* Listing
* * * * * * *

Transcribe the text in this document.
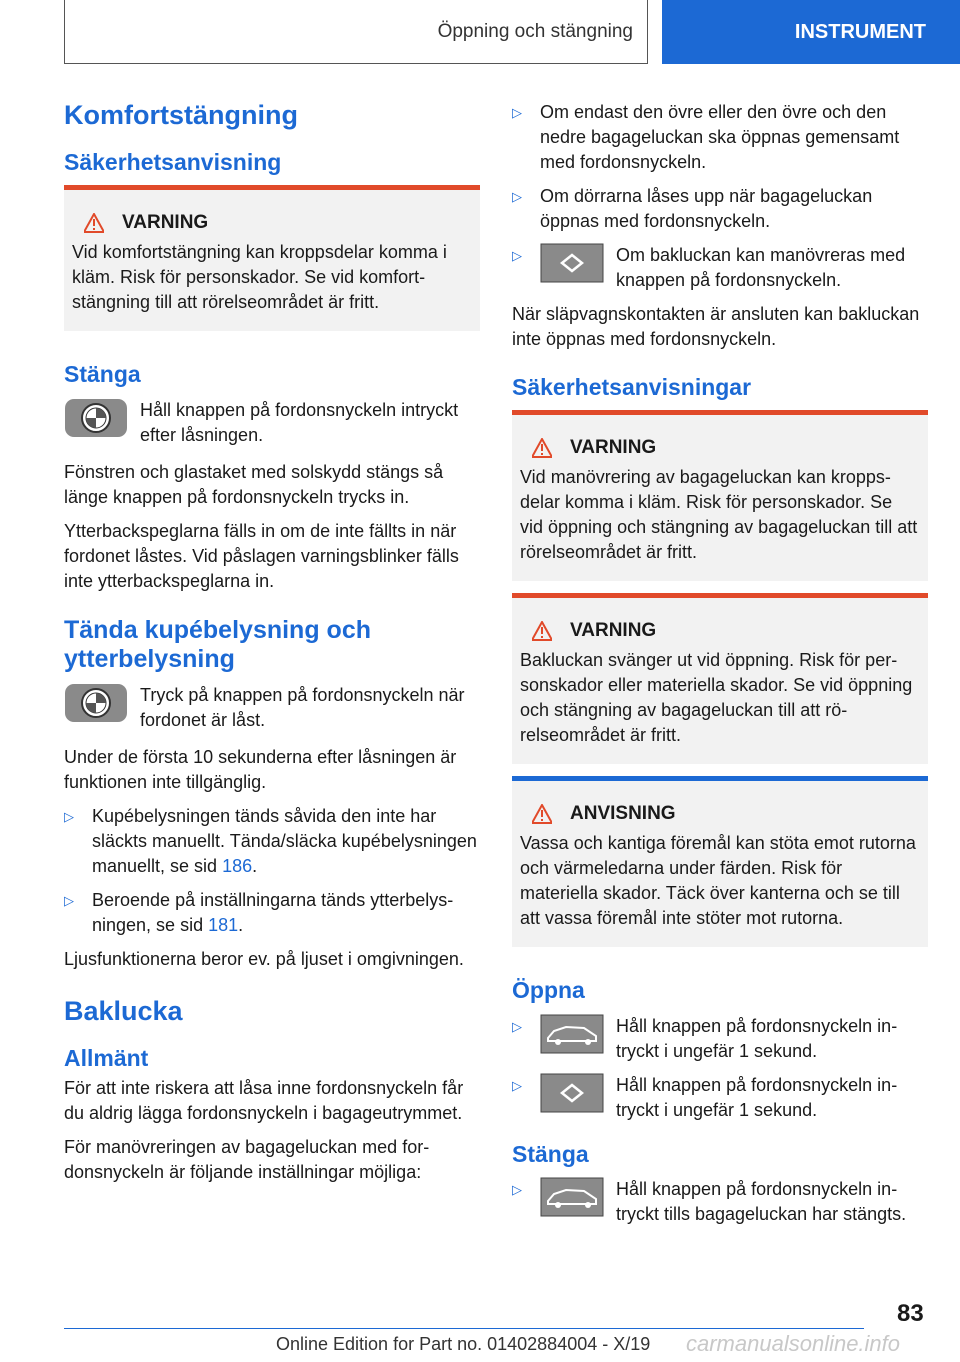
Öppning och stängning	INSTRUMENT
Komfortstängning
Säkerhetsanvisning
VARNING

Vid komfortstängning kan kroppsdelar komma i kläm. Risk för personskador. Se vid komfortstängning till att rörelseområdet är fritt.

Stänga

Håll knappen på fordonsnyckeln intryckt efter låsningen.

Fönstren och glastaket med solskydd stängs så länge knappen på fordonsnyckeln trycks in.

Ytterbackspeglarna fälls in om de inte fällts in när fordonet låstes. Vid påslagen varningsblinker fälls inte ytterbackspeglarna in.

Tända kupébelysning och ytterbelysning

Tryck på knappen på fordonsnyckeln när fordonet är låst.

Under de första 10 sekunderna efter låsningen är funktionen inte tillgänglig.

▷	Kupébelysningen tänds såvida den inte har släckts manuellt. Tända/släcka kupébelysningen manuellt, se sid 186.

▷	Beroende på inställningarna tänds ytterbelysningen, se sid 181.

Ljusfunktionerna beror ev. på ljuset i omgivningen.

Baklucka
Allmänt

För att inte riskera att låsa inne fordonsnyckeln får du aldrig lägga fordonsnyckeln i bagageutrymmet.

För manövreringen av bagageluckan med fordonsnyckeln är följande inställningar möjliga:

▷	Om endast den övre eller den övre och den nedre bagageluckan ska öppnas gemensamt med fordonsnyckeln.

▷	Om dörrarna låses upp när bagageluckan öppnas med fordonsnyckeln.

▷	Om bakluckan kan manövreras med knappen på fordonsnyckeln.

När släpvagnskontakten är ansluten kan bakluckan inte öppnas med fordonsnyckeln.

Säkerhetsanvisningar
VARNING

Vid manövrering av bagageluckan kan kroppsdelar komma i kläm. Risk för personskador. Se vid öppning och stängning av bagageluckan till att rörelseområdet är fritt.

VARNING

Bakluckan svänger ut vid öppning. Risk för personskador eller materiella skador. Se vid öppning och stängning av bagageluckan till att rörelseområdet är fritt.

ANVISNING

Vassa och kantiga föremål kan stöta emot rutorna och värmeledarna under färden. Risk för materiella skador. Täck över kanterna och se till att vassa föremål inte stöter mot rutorna.

Öppna
▷	Håll knappen på fordonsnyckeln intryckt i ungefär 1 sekund.

▷	Håll knappen på fordonsnyckeln intryckt i ungefär 1 sekund.

Stänga
▷	Håll knappen på fordonsnyckeln intryckt tills bagageluckan har stängts.

83
Online Edition for Part no. 01402884004 - X/19 carmanualsonline.info
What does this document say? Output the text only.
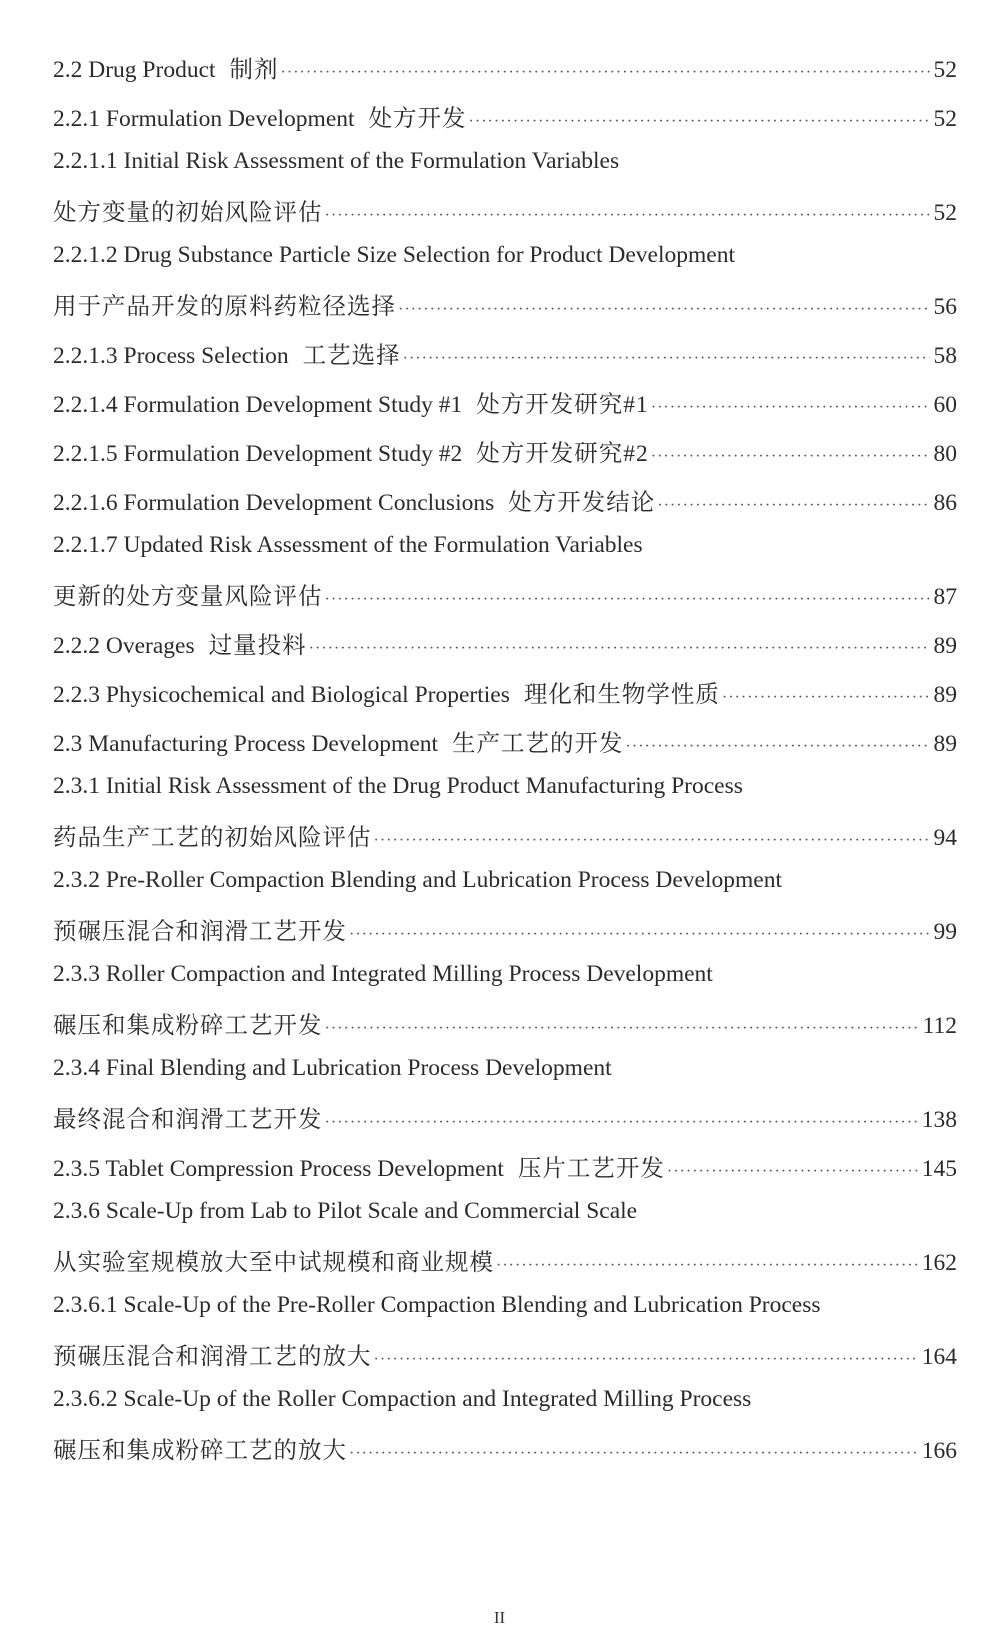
2.2 Drug Product 制剂 ·····	52
2.2.1 Formulation Development 处方开发 ·····	52
2.2.1.1 Initial Risk Assessment of the Formulation Variables
处方变量的初始风险评估 ·····	52
2.2.1.2 Drug Substance Particle Size Selection for Product Development
用于产品开发的原料药粒径选择 ·····	56
2.2.1.3 Process Selection 工艺选择 ·····	58
2.2.1.4 Formulation Development Study #1 处方开发研究#1 ·····	60
2.2.1.5 Formulation Development Study #2 处方开发研究#2 ·····	80
2.2.1.6 Formulation Development Conclusions 处方开发结论 ·····	86
2.2.1.7 Updated Risk Assessment of the Formulation Variables
更新的处方变量风险评估 ·····	87
2.2.2 Overages 过量投料 ·····	89
2.2.3 Physicochemical and Biological Properties 理化和生物学性质 ·····	89
2.3 Manufacturing Process Development 生产工艺的开发 ·····	89
2.3.1 Initial Risk Assessment of the Drug Product Manufacturing Process
药品生产工艺的初始风险评估 ·····	94
2.3.2 Pre-Roller Compaction Blending and Lubrication Process Development
预碾压混合和润滑工艺开发 ·····	99
2.3.3 Roller Compaction and Integrated Milling Process Development
碾压和集成粉碎工艺开发 ·····	112
2.3.4 Final Blending and Lubrication Process Development
最终混合和润滑工艺开发 ·····	138
2.3.5 Tablet Compression Process Development 压片工艺开发 ·····	145
2.3.6 Scale-Up from Lab to Pilot Scale and Commercial Scale
从实验室规模放大至中试规模和商业规模 ·····	162
2.3.6.1 Scale-Up of the Pre-Roller Compaction Blending and Lubrication Process
预碾压混合和润滑工艺的放大 ·····	164
2.3.6.2 Scale-Up of the Roller Compaction and Integrated Milling Process
碾压和集成粉碎工艺的放大 ·····	166
II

* * * * * * *

* Problem to work on
Without the pictures, write out all of the material exactly.

* Result for this task
Transcribe the text in this document.
Öppning och stängning	INSTRUMENT
Komfortstängning
Säkerhetsanvisning
VARNING

Vid komfortstängning kan kroppsdelar komma i kläm. Risk för personskador. Se vid komfortstängning till att rörelseområdet är fritt.

Stänga

Håll knappen på fordonsnyckeln intryckt efter låsningen.

Fönstren och glastaket med solskydd stängs så länge knappen på fordonsnyckeln trycks in.

Ytterbackspeglarna fälls in om de inte fällts in när fordonet låstes. Vid påslagen varningsblinker fälls inte ytterbackspeglarna in.

Tända kupébelysning och ytterbelysning

Tryck på knappen på fordonsnyckeln när fordonet är låst.

Under de första 10 sekunderna efter låsningen är funktionen inte tillgänglig.

▷	Kupébelysningen tänds såvida den inte har släckts manuellt. Tända/släcka kupébelysningen manuellt, se sid 186.

▷	Beroende på inställningarna tänds ytterbelysningen, se sid 181.

Ljusfunktionerna beror ev. på ljuset i omgivningen.

Baklucka
Allmänt

För att inte riskera att låsa inne fordonsnyckeln får du aldrig lägga fordonsnyckeln i bagageutrymmet.

För manövreringen av bagageluckan med fordonsnyckeln är följande inställningar möjliga:

▷	Om endast den övre eller den övre och den nedre bagageluckan ska öppnas gemensamt med fordonsnyckeln.

▷	Om dörrarna låses upp när bagageluckan öppnas med fordonsnyckeln.

▷	Om bakluckan kan manövreras med knappen på fordonsnyckeln.

När släpvagnskontakten är ansluten kan bakluckan inte öppnas med fordonsnyckeln.

Säkerhetsanvisningar
VARNING

Vid manövrering av bagageluckan kan kroppsdelar komma i kläm. Risk för personskador. Se vid öppning och stängning av bagageluckan till att rörelseområdet är fritt.

VARNING

Bakluckan svänger ut vid öppning. Risk för personskador eller materiella skador. Se vid öppning och stängning av bagageluckan till att rörelseområdet är fritt.

ANVISNING

Vassa och kantiga föremål kan stöta emot rutorna och värmeledarna under färden. Risk för materiella skador. Täck över kanterna och se till att vassa föremål inte stöter mot rutorna.

Öppna
▷	Håll knappen på fordonsnyckeln intryckt i ungefär 1 sekund.

▷	Håll knappen på fordonsnyckeln intryckt i ungefär 1 sekund.

Stänga
▷	Håll knappen på fordonsnyckeln intryckt tills bagageluckan har stängts.

83
Online Edition for Part no. 01402884004 - X/19 carmanualsonline.info
What does this document say? Output the text only.
2.2 Drug Product 制剂 ·····	52
2.2.1 Formulation Development 处方开发 ·····	52
2.2.1.1 Initial Risk Assessment of the Formulation Variables
处方变量的初始风险评估 ·····	52
2.2.1.2 Drug Substance Particle Size Selection for Product Development
用于产品开发的原料药粒径选择 ·····	56
2.2.1.3 Process Selection 工艺选择 ·····	58
2.2.1.4 Formulation Development Study #1 处方开发研究#1 ·····	60
2.2.1.5 Formulation Development Study #2 处方开发研究#2 ·····	80
2.2.1.6 Formulation Development Conclusions 处方开发结论 ·····	86
2.2.1.7 Updated Risk Assessment of the Formulation Variables
更新的处方变量风险评估 ·····	87
2.2.2 Overages 过量投料 ·····	89
2.2.3 Physicochemical and Biological Properties 理化和生物学性质 ·····	89
2.3 Manufacturing Process Development 生产工艺的开发 ·····	89
2.3.1 Initial Risk Assessment of the Drug Product Manufacturing Process
药品生产工艺的初始风险评估 ·····	94
2.3.2 Pre-Roller Compaction Blending and Lubrication Process Development
预碾压混合和润滑工艺开发 ·····	99
2.3.3 Roller Compaction and Integrated Milling Process Development
碾压和集成粉碎工艺开发 ·····	112
2.3.4 Final Blending and Lubrication Process Development
最终混合和润滑工艺开发 ·····	138
2.3.5 Tablet Compression Process Development 压片工艺开发 ·····	145
2.3.6 Scale-Up from Lab to Pilot Scale and Commercial Scale
从实验室规模放大至中试规模和商业规模 ·····	162
2.3.6.1 Scale-Up of the Pre-Roller Compaction Blending and Lubrication Process
预碾压混合和润滑工艺的放大 ·····	164
2.3.6.2 Scale-Up of the Roller Compaction and Integrated Milling Process
碾压和集成粉碎工艺的放大 ·····	166
II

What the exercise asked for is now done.